## Data to use
=======
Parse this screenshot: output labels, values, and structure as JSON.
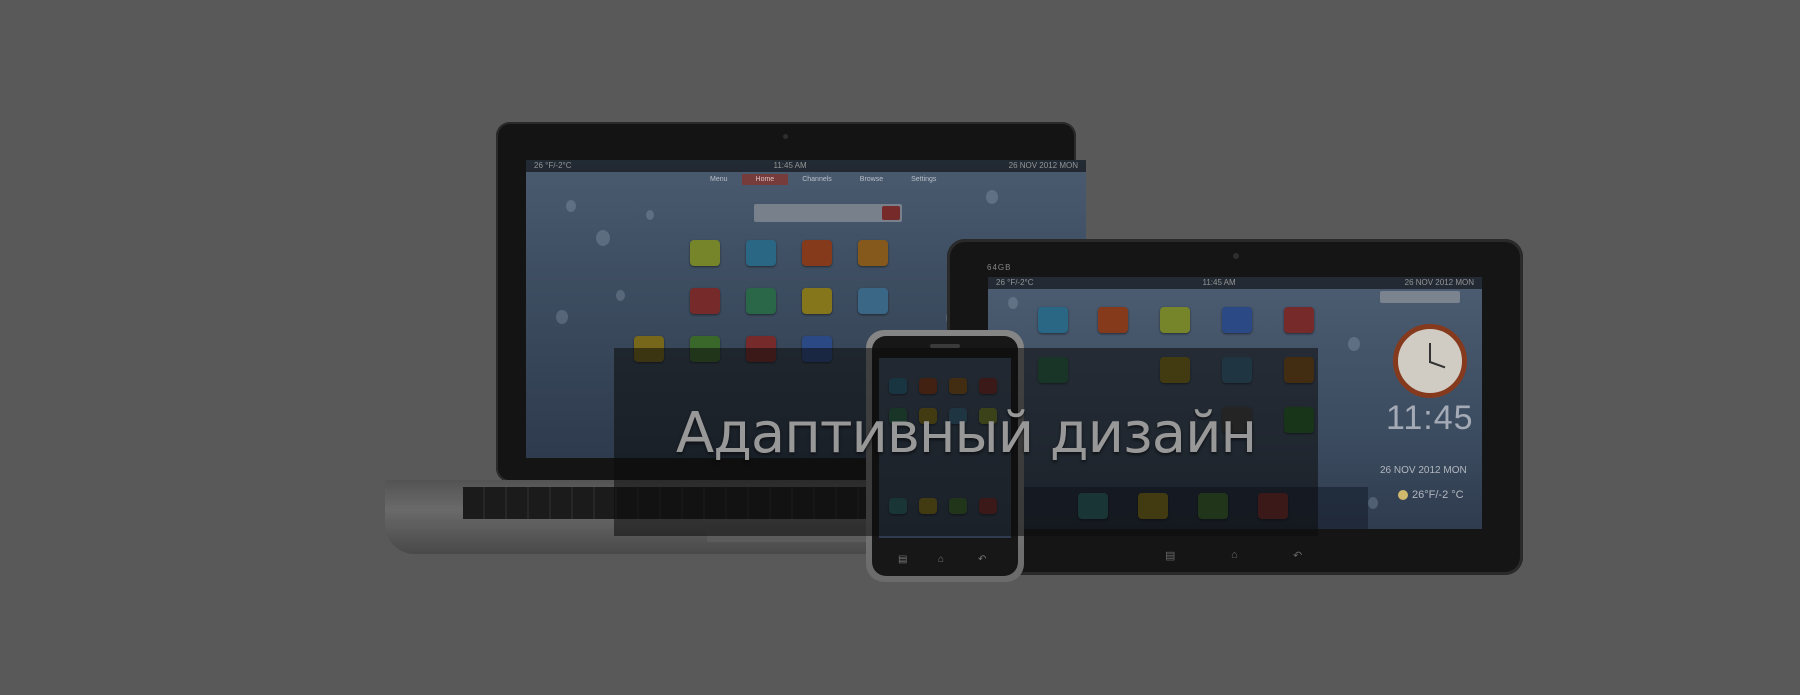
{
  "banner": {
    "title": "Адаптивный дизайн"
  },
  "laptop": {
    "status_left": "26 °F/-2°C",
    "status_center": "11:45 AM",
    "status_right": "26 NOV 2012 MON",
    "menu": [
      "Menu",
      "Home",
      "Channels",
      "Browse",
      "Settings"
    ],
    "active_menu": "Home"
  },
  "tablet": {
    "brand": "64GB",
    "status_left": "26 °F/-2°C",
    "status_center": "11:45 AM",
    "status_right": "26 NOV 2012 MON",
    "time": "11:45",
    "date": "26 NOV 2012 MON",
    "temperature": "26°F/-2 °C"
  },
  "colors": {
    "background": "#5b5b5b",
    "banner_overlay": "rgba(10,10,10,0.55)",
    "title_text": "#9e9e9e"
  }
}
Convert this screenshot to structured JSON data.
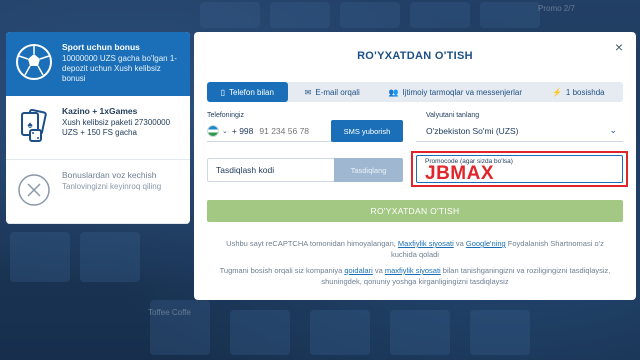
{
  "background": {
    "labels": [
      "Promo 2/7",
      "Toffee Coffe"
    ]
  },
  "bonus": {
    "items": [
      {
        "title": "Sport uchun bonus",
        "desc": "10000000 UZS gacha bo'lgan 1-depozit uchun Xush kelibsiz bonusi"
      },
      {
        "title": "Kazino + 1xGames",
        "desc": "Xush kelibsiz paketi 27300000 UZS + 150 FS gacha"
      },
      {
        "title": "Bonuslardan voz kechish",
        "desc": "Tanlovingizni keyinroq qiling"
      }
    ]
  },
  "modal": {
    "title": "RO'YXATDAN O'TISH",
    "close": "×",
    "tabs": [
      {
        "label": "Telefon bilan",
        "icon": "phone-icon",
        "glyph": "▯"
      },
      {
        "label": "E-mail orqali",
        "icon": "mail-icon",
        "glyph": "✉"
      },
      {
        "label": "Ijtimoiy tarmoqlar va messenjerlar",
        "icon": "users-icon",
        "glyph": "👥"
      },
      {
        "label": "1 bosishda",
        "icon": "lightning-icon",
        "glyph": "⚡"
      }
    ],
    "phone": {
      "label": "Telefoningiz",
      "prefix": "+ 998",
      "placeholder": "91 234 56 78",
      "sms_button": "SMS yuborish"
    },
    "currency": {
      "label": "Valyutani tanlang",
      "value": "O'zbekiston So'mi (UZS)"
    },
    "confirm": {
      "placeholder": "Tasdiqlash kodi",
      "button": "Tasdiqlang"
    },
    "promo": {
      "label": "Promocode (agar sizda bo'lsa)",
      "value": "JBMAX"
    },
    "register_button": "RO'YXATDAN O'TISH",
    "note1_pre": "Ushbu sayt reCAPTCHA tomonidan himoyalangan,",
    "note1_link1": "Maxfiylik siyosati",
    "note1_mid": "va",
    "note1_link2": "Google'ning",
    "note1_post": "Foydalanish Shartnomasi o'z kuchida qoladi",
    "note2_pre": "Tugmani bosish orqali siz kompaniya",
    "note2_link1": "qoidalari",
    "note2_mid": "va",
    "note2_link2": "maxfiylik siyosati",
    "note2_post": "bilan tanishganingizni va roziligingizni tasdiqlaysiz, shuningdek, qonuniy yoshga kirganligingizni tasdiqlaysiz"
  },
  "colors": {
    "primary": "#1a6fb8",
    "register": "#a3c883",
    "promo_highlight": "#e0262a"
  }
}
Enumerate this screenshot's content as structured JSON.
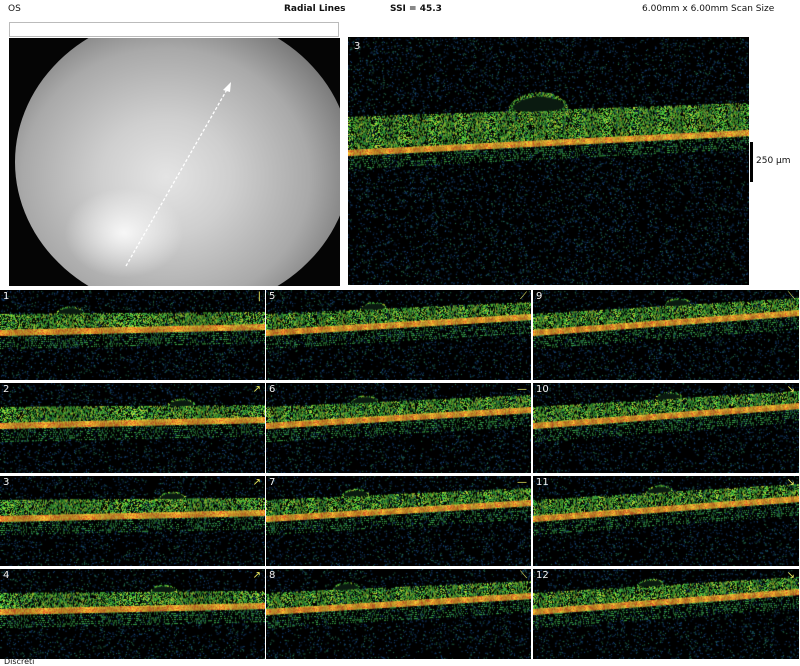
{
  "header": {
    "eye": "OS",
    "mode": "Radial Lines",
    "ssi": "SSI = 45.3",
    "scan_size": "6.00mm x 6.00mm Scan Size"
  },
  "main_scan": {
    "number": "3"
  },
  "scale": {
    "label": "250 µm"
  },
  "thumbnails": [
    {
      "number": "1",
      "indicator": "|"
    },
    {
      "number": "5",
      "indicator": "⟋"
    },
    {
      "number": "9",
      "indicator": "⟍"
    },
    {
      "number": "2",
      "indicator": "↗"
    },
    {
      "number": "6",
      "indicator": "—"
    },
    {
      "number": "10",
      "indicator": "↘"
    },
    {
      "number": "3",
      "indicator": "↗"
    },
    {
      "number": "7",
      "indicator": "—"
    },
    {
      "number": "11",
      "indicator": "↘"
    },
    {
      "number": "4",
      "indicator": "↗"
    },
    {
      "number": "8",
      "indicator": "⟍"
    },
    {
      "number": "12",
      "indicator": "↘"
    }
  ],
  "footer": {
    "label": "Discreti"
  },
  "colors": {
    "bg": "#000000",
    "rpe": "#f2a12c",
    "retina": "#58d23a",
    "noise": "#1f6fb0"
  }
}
=======
## Problem to solve
Print all of the records shown above exactly, leaving out each picture.

## In response
Parse this screenshot: output labels, values, and structure as JSON.
{
  "banner": {
    "title": "Адаптивный дизайн"
  },
  "laptop": {
    "status_left": "26 °F/-2°C",
    "status_center": "11:45 AM",
    "status_right": "26 NOV 2012 MON",
    "menu": [
      "Menu",
      "Home",
      "Channels",
      "Browse",
      "Settings"
    ],
    "active_menu": "Home"
  },
  "tablet": {
    "brand": "64GB",
    "status_left": "26 °F/-2°C",
    "status_center": "11:45 AM",
    "status_right": "26 NOV 2012 MON",
    "time": "11:45",
    "date": "26 NOV 2012 MON",
    "temperature": "26°F/-2 °C"
  },
  "colors": {
    "background": "#5b5b5b",
    "banner_overlay": "rgba(10,10,10,0.55)",
    "title_text": "#9e9e9e"
  }
}
Convert this screenshot to structured JSON data.
{
  "background": {
    "labels": [
      "Promo 2/7",
      "Toffee Coffe"
    ]
  },
  "bonus": {
    "items": [
      {
        "title": "Sport uchun bonus",
        "desc": "10000000 UZS gacha bo'lgan 1-depozit uchun Xush kelibsiz bonusi"
      },
      {
        "title": "Kazino + 1xGames",
        "desc": "Xush kelibsiz paketi 27300000 UZS + 150 FS gacha"
      },
      {
        "title": "Bonuslardan voz kechish",
        "desc": "Tanlovingizni keyinroq qiling"
      }
    ]
  },
  "modal": {
    "title": "RO'YXATDAN O'TISH",
    "close": "×",
    "tabs": [
      {
        "label": "Telefon bilan",
        "icon": "phone-icon",
        "glyph": "▯"
      },
      {
        "label": "E-mail orqali",
        "icon": "mail-icon",
        "glyph": "✉"
      },
      {
        "label": "Ijtimoiy tarmoqlar va messenjerlar",
        "icon": "users-icon",
        "glyph": "👥"
      },
      {
        "label": "1 bosishda",
        "icon": "lightning-icon",
        "glyph": "⚡"
      }
    ],
    "phone": {
      "label": "Telefoningiz",
      "prefix": "+ 998",
      "placeholder": "91 234 56 78",
      "sms_button": "SMS yuborish"
    },
    "currency": {
      "label": "Valyutani tanlang",
      "value": "O'zbekiston So'mi (UZS)"
    },
    "confirm": {
      "placeholder": "Tasdiqlash kodi",
      "button": "Tasdiqlang"
    },
    "promo": {
      "label": "Promocode (agar sizda bo'lsa)",
      "value": "JBMAX"
    },
    "register_button": "RO'YXATDAN O'TISH",
    "note1_pre": "Ushbu sayt reCAPTCHA tomonidan himoyalangan,",
    "note1_link1": "Maxfiylik siyosati",
    "note1_mid": "va",
    "note1_link2": "Google'ning",
    "note1_post": "Foydalanish Shartnomasi o'z kuchida qoladi",
    "note2_pre": "Tugmani bosish orqali siz kompaniya",
    "note2_link1": "qoidalari",
    "note2_mid": "va",
    "note2_link2": "maxfiylik siyosati",
    "note2_post": "bilan tanishganingizni va roziligingizni tasdiqlaysiz, shuningdek, qonuniy yoshga kirganligingizni tasdiqlaysiz"
  },
  "colors": {
    "primary": "#1a6fb8",
    "register": "#a3c883",
    "promo_highlight": "#e0262a"
  }
}
Enumerate this screenshot's content as structured JSON.
{
  "header": {
    "eye": "OS",
    "mode": "Radial Lines",
    "ssi": "SSI = 45.3",
    "scan_size": "6.00mm x 6.00mm Scan Size"
  },
  "main_scan": {
    "number": "3"
  },
  "scale": {
    "label": "250 µm"
  },
  "thumbnails": [
    {
      "number": "1",
      "indicator": "|"
    },
    {
      "number": "5",
      "indicator": "⟋"
    },
    {
      "number": "9",
      "indicator": "⟍"
    },
    {
      "number": "2",
      "indicator": "↗"
    },
    {
      "number": "6",
      "indicator": "—"
    },
    {
      "number": "10",
      "indicator": "↘"
    },
    {
      "number": "3",
      "indicator": "↗"
    },
    {
      "number": "7",
      "indicator": "—"
    },
    {
      "number": "11",
      "indicator": "↘"
    },
    {
      "number": "4",
      "indicator": "↗"
    },
    {
      "number": "8",
      "indicator": "⟍"
    },
    {
      "number": "12",
      "indicator": "↘"
    }
  ],
  "footer": {
    "label": "Discreti"
  },
  "colors": {
    "bg": "#000000",
    "rpe": "#f2a12c",
    "retina": "#58d23a",
    "noise": "#1f6fb0"
  }
}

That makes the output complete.